• **Task inputs**:
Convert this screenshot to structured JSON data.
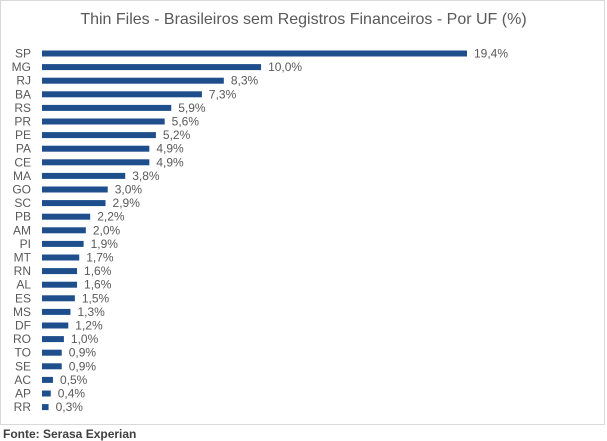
{
  "chart_data": {
    "type": "bar",
    "orientation": "horizontal",
    "title": "Thin Files - Brasileiros sem Registros Financeiros - Por UF (%)",
    "categories": [
      "SP",
      "MG",
      "RJ",
      "BA",
      "RS",
      "PR",
      "PE",
      "PA",
      "CE",
      "MA",
      "GO",
      "SC",
      "PB",
      "AM",
      "PI",
      "MT",
      "RN",
      "AL",
      "ES",
      "MS",
      "DF",
      "RO",
      "TO",
      "SE",
      "AC",
      "AP",
      "RR"
    ],
    "values": [
      19.4,
      10.0,
      8.3,
      7.3,
      5.9,
      5.6,
      5.2,
      4.9,
      4.9,
      3.8,
      3.0,
      2.9,
      2.2,
      2.0,
      1.9,
      1.7,
      1.6,
      1.6,
      1.5,
      1.3,
      1.2,
      1.0,
      0.9,
      0.9,
      0.5,
      0.4,
      0.3
    ],
    "value_labels": [
      "19,4%",
      "10,0%",
      "8,3%",
      "7,3%",
      "5,9%",
      "5,6%",
      "5,2%",
      "4,9%",
      "4,9%",
      "3,8%",
      "3,0%",
      "2,9%",
      "2,2%",
      "2,0%",
      "1,9%",
      "1,7%",
      "1,6%",
      "1,6%",
      "1,5%",
      "1,3%",
      "1,2%",
      "1,0%",
      "0,9%",
      "0,9%",
      "0,5%",
      "0,4%",
      "0,3%"
    ],
    "bar_color": "#1f4e8c",
    "xlim": [
      0,
      20
    ],
    "grid": false,
    "legend": "none"
  },
  "source_note": "Fonte: Serasa Experian"
}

• **The task**: Retype all the records shown above, character for character. Omit every picture.

• **Task answer**:
Convert this screenshot to structured JSON data.
{
  "chart_data": {
    "type": "bar",
    "orientation": "horizontal",
    "title": "Thin Files - Brasileiros sem Registros Financeiros - Por UF (%)",
    "categories": [
      "SP",
      "MG",
      "RJ",
      "BA",
      "RS",
      "PR",
      "PE",
      "PA",
      "CE",
      "MA",
      "GO",
      "SC",
      "PB",
      "AM",
      "PI",
      "MT",
      "RN",
      "AL",
      "ES",
      "MS",
      "DF",
      "RO",
      "TO",
      "SE",
      "AC",
      "AP",
      "RR"
    ],
    "values": [
      19.4,
      10.0,
      8.3,
      7.3,
      5.9,
      5.6,
      5.2,
      4.9,
      4.9,
      3.8,
      3.0,
      2.9,
      2.2,
      2.0,
      1.9,
      1.7,
      1.6,
      1.6,
      1.5,
      1.3,
      1.2,
      1.0,
      0.9,
      0.9,
      0.5,
      0.4,
      0.3
    ],
    "value_labels": [
      "19,4%",
      "10,0%",
      "8,3%",
      "7,3%",
      "5,9%",
      "5,6%",
      "5,2%",
      "4,9%",
      "4,9%",
      "3,8%",
      "3,0%",
      "2,9%",
      "2,2%",
      "2,0%",
      "1,9%",
      "1,7%",
      "1,6%",
      "1,6%",
      "1,5%",
      "1,3%",
      "1,2%",
      "1,0%",
      "0,9%",
      "0,9%",
      "0,5%",
      "0,4%",
      "0,3%"
    ],
    "bar_color": "#1f4e8c",
    "xlim": [
      0,
      20
    ],
    "grid": false,
    "legend": "none"
  },
  "source_note": "Fonte: Serasa Experian"
}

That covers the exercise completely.